OBJECTIVE. Collect all lines containing the word "Soil" from the data.

─── TASK INPUT

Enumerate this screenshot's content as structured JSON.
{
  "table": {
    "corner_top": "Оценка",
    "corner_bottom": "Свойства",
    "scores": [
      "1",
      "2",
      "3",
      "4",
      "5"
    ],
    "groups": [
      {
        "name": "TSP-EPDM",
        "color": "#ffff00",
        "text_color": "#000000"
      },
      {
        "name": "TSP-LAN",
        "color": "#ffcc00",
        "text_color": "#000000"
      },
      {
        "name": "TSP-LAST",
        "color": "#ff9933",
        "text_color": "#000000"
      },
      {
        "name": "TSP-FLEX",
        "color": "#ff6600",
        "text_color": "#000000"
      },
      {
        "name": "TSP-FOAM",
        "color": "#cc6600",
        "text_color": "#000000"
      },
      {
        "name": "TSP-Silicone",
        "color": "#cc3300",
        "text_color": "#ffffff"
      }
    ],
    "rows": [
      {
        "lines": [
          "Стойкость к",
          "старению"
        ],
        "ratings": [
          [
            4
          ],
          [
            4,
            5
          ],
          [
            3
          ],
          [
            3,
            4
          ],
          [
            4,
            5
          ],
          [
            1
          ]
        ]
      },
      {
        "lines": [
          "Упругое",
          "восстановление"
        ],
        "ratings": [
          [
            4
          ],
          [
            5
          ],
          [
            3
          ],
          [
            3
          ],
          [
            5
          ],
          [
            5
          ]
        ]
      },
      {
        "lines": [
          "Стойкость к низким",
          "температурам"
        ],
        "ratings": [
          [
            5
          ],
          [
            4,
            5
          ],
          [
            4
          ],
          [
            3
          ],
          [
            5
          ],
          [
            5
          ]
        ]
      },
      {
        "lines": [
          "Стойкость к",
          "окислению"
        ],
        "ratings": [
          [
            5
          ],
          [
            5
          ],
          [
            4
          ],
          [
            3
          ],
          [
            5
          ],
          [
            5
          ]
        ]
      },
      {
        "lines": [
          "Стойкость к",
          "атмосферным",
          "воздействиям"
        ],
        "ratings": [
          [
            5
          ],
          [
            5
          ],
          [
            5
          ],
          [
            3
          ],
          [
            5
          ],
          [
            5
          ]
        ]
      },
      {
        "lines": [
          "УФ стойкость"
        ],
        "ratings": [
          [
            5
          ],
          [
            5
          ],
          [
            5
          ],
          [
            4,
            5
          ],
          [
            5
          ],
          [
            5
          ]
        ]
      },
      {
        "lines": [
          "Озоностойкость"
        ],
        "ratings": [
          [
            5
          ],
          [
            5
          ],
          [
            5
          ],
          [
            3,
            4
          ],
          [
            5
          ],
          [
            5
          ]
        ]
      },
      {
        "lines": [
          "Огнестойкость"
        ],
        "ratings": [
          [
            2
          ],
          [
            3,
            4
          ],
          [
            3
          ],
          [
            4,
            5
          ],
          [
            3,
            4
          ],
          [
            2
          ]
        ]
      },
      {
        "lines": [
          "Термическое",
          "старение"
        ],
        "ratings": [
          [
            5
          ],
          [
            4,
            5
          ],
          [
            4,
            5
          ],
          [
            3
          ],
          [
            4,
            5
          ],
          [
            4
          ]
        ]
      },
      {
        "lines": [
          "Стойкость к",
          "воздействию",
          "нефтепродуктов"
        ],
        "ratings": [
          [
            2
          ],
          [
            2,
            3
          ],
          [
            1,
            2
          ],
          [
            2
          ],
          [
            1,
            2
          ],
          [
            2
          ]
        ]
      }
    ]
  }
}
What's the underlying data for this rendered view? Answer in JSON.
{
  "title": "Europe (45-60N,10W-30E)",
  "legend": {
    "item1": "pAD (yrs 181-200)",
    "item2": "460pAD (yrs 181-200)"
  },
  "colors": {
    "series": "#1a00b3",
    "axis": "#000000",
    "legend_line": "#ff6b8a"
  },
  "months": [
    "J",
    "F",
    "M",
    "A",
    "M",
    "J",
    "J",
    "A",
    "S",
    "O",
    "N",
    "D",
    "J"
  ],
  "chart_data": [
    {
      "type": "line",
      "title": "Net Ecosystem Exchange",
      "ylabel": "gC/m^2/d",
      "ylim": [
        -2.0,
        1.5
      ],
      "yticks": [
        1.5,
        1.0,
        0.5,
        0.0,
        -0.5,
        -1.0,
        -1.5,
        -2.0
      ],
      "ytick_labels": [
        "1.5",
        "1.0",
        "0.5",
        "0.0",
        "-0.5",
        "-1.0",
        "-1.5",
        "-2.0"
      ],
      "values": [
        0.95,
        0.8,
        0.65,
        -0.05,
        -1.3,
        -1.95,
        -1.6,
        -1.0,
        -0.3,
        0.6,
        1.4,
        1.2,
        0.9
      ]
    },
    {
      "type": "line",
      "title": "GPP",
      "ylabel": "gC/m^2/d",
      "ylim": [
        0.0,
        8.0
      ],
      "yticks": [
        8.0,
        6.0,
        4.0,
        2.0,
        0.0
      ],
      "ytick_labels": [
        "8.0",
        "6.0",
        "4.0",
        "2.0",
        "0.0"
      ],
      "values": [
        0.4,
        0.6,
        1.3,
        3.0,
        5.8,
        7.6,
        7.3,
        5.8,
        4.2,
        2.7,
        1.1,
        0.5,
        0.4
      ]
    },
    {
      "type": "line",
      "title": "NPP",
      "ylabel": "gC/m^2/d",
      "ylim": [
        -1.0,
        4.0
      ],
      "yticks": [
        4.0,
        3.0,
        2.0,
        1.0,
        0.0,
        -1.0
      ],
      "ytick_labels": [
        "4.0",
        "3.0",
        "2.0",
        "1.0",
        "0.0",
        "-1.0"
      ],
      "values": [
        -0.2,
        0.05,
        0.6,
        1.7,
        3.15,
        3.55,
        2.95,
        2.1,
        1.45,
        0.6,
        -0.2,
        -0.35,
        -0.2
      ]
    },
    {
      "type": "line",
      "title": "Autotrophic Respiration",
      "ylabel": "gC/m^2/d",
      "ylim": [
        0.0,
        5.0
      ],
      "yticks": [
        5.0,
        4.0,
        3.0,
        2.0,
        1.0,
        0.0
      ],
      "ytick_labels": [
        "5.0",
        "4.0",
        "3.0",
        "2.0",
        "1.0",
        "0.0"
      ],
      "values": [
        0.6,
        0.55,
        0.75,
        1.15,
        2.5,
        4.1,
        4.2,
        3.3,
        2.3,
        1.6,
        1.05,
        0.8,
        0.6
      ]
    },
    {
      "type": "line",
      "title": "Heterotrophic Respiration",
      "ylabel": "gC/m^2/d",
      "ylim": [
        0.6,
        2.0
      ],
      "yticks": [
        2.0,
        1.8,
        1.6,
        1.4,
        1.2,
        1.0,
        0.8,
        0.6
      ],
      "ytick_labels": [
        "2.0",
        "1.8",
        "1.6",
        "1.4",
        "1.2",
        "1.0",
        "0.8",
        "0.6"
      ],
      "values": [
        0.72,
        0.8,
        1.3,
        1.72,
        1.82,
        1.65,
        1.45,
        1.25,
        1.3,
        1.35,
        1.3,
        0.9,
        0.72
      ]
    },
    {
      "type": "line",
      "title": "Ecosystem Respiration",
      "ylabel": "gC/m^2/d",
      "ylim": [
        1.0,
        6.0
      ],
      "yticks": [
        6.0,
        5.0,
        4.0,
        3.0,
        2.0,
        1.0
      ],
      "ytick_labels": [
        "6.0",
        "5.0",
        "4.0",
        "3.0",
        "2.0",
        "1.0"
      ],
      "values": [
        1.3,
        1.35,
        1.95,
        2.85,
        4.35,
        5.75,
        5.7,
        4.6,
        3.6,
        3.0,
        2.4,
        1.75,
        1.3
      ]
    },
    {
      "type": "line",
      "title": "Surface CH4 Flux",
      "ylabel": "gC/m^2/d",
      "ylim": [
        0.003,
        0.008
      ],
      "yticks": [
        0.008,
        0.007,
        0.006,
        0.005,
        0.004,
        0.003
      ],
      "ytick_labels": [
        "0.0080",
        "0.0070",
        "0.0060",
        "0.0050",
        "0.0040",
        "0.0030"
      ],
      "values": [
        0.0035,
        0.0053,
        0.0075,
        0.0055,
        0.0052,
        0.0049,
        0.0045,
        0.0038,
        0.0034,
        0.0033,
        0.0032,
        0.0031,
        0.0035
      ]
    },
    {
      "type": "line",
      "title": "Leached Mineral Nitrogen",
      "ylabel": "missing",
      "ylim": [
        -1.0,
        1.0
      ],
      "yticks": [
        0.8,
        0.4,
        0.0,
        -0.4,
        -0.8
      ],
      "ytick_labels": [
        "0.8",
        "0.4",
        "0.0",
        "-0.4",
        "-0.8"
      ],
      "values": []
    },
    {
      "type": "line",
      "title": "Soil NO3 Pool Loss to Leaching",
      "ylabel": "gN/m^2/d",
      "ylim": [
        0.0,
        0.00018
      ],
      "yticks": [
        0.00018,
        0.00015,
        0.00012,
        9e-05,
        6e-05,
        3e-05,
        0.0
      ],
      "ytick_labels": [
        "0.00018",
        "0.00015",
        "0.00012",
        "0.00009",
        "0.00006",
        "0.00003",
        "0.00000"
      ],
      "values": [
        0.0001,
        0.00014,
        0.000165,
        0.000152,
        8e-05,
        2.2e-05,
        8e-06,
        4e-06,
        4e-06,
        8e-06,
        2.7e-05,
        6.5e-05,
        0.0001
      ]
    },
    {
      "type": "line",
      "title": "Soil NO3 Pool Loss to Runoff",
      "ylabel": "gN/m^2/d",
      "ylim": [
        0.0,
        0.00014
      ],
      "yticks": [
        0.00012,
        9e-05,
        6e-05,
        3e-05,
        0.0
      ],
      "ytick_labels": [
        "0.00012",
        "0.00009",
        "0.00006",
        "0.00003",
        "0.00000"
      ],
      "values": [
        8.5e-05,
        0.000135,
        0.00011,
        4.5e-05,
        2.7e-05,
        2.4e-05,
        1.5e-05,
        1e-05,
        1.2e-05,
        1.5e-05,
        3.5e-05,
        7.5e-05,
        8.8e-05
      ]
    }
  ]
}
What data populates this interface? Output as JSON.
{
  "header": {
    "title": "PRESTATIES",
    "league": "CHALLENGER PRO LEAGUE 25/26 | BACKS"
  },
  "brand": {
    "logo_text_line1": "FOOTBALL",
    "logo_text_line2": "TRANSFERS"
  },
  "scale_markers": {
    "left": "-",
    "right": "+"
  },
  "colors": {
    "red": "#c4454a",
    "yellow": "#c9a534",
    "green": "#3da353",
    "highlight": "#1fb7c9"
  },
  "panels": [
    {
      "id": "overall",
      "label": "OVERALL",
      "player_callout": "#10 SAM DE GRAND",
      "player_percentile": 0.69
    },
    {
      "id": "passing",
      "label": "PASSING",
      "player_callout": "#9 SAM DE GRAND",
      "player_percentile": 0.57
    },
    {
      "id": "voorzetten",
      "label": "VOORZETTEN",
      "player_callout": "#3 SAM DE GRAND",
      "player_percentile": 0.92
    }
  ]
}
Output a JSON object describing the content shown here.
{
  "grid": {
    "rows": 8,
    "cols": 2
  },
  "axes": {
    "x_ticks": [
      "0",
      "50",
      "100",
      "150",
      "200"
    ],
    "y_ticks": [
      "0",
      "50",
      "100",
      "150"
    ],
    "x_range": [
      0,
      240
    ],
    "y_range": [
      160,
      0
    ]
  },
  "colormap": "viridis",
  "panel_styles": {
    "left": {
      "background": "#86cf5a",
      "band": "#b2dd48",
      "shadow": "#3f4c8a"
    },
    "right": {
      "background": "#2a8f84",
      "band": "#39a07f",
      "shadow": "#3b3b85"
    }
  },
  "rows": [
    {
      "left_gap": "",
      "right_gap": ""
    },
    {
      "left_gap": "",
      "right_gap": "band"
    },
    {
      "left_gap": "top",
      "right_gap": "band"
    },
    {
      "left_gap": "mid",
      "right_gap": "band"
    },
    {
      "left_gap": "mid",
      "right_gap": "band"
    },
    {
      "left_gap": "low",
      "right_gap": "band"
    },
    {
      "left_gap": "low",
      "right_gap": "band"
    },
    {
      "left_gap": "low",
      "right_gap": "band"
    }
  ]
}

──────

OUTPUT FOR THIS TASK.
      "title": "Soil NO3 Pool Loss to Leaching",
      "title": "Soil NO3 Pool Loss to Runoff",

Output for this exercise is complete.